• INSTRUCTIONS TO FOLLOW: Print the listing as it stands, omitting all images.

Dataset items
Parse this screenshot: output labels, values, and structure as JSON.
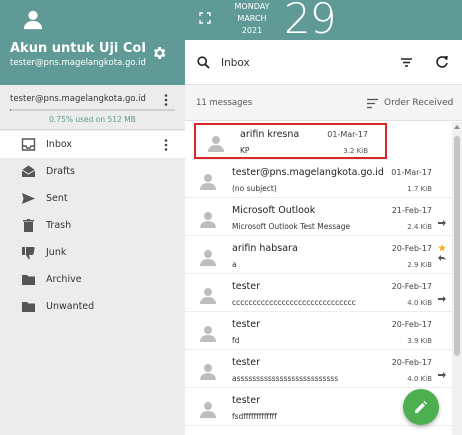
{
  "account": {
    "name": "Akun untuk Uji Cob...",
    "email": "tester@pns.magelangkota.go.id"
  },
  "quota": {
    "email": "tester@pns.magelangkota.go.id",
    "text": "0.75% used on 512 MB",
    "fraction": 0.0075
  },
  "folders": [
    {
      "label": "Inbox",
      "icon": "inbox-icon",
      "active": true
    },
    {
      "label": "Drafts",
      "icon": "drafts-icon"
    },
    {
      "label": "Sent",
      "icon": "sent-icon"
    },
    {
      "label": "Trash",
      "icon": "trash-icon"
    },
    {
      "label": "Junk",
      "icon": "junk-icon"
    },
    {
      "label": "Archive",
      "icon": "folder-icon"
    },
    {
      "label": "Unwanted",
      "icon": "folder-icon"
    }
  ],
  "date": {
    "weekday": "MONDAY",
    "month": "MARCH",
    "year": "2021",
    "day": "29"
  },
  "search": {
    "label": "Inbox"
  },
  "list": {
    "count": "11 messages",
    "order": "Order Received"
  },
  "messages": [
    {
      "from": "arifin kresna",
      "subject": "KP",
      "date": "01-Mar-17",
      "size": "3.2 KiB"
    },
    {
      "from": "tester@pns.magelangkota.go.id",
      "subject": "(no subject)",
      "date": "01-Mar-17",
      "size": "1.7 KiB"
    },
    {
      "from": "Microsoft Outlook",
      "subject": "Microsoft Outlook Test Message",
      "date": "21-Feb-17",
      "size": "2.4 KiB"
    },
    {
      "from": "arifin habsara",
      "subject": "a",
      "date": "20-Feb-17",
      "size": "2.9 KiB"
    },
    {
      "from": "tester",
      "subject": "cccccccccccccccccccccccccccccc",
      "date": "20-Feb-17",
      "size": "4.0 KiB"
    },
    {
      "from": "tester",
      "subject": "fd",
      "date": "20-Feb-17",
      "size": "3.9 KiB"
    },
    {
      "from": "tester",
      "subject": "assssssssssssssssssssssssss",
      "date": "20-Feb-17",
      "size": "4.0 KiB"
    },
    {
      "from": "tester",
      "subject": "fsdfffffffffffff",
      "date": "20-",
      "size": ""
    }
  ],
  "colors": {
    "accent": "#5f9a96",
    "fab": "#4caf50",
    "highlight": "#d9262a",
    "star": "#f2b01e"
  }
}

• COMPLETED EXERCISE:
Parse this screenshot: output labels, values, and structure as JSON.
{
  "account": {
    "name": "Akun untuk Uji Cob...",
    "email": "tester@pns.magelangkota.go.id"
  },
  "quota": {
    "email": "tester@pns.magelangkota.go.id",
    "text": "0.75% used on 512 MB",
    "fraction": 0.0075
  },
  "folders": [
    {
      "label": "Inbox",
      "icon": "inbox-icon",
      "active": true
    },
    {
      "label": "Drafts",
      "icon": "drafts-icon"
    },
    {
      "label": "Sent",
      "icon": "sent-icon"
    },
    {
      "label": "Trash",
      "icon": "trash-icon"
    },
    {
      "label": "Junk",
      "icon": "junk-icon"
    },
    {
      "label": "Archive",
      "icon": "folder-icon"
    },
    {
      "label": "Unwanted",
      "icon": "folder-icon"
    }
  ],
  "date": {
    "weekday": "MONDAY",
    "month": "MARCH",
    "year": "2021",
    "day": "29"
  },
  "search": {
    "label": "Inbox"
  },
  "list": {
    "count": "11 messages",
    "order": "Order Received"
  },
  "messages": [
    {
      "from": "arifin kresna",
      "subject": "KP",
      "date": "01-Mar-17",
      "size": "3.2 KiB"
    },
    {
      "from": "tester@pns.magelangkota.go.id",
      "subject": "(no subject)",
      "date": "01-Mar-17",
      "size": "1.7 KiB"
    },
    {
      "from": "Microsoft Outlook",
      "subject": "Microsoft Outlook Test Message",
      "date": "21-Feb-17",
      "size": "2.4 KiB"
    },
    {
      "from": "arifin habsara",
      "subject": "a",
      "date": "20-Feb-17",
      "size": "2.9 KiB"
    },
    {
      "from": "tester",
      "subject": "cccccccccccccccccccccccccccccc",
      "date": "20-Feb-17",
      "size": "4.0 KiB"
    },
    {
      "from": "tester",
      "subject": "fd",
      "date": "20-Feb-17",
      "size": "3.9 KiB"
    },
    {
      "from": "tester",
      "subject": "assssssssssssssssssssssssss",
      "date": "20-Feb-17",
      "size": "4.0 KiB"
    },
    {
      "from": "tester",
      "subject": "fsdfffffffffffff",
      "date": "20-",
      "size": ""
    }
  ],
  "colors": {
    "accent": "#5f9a96",
    "fab": "#4caf50",
    "highlight": "#d9262a",
    "star": "#f2b01e"
  }
}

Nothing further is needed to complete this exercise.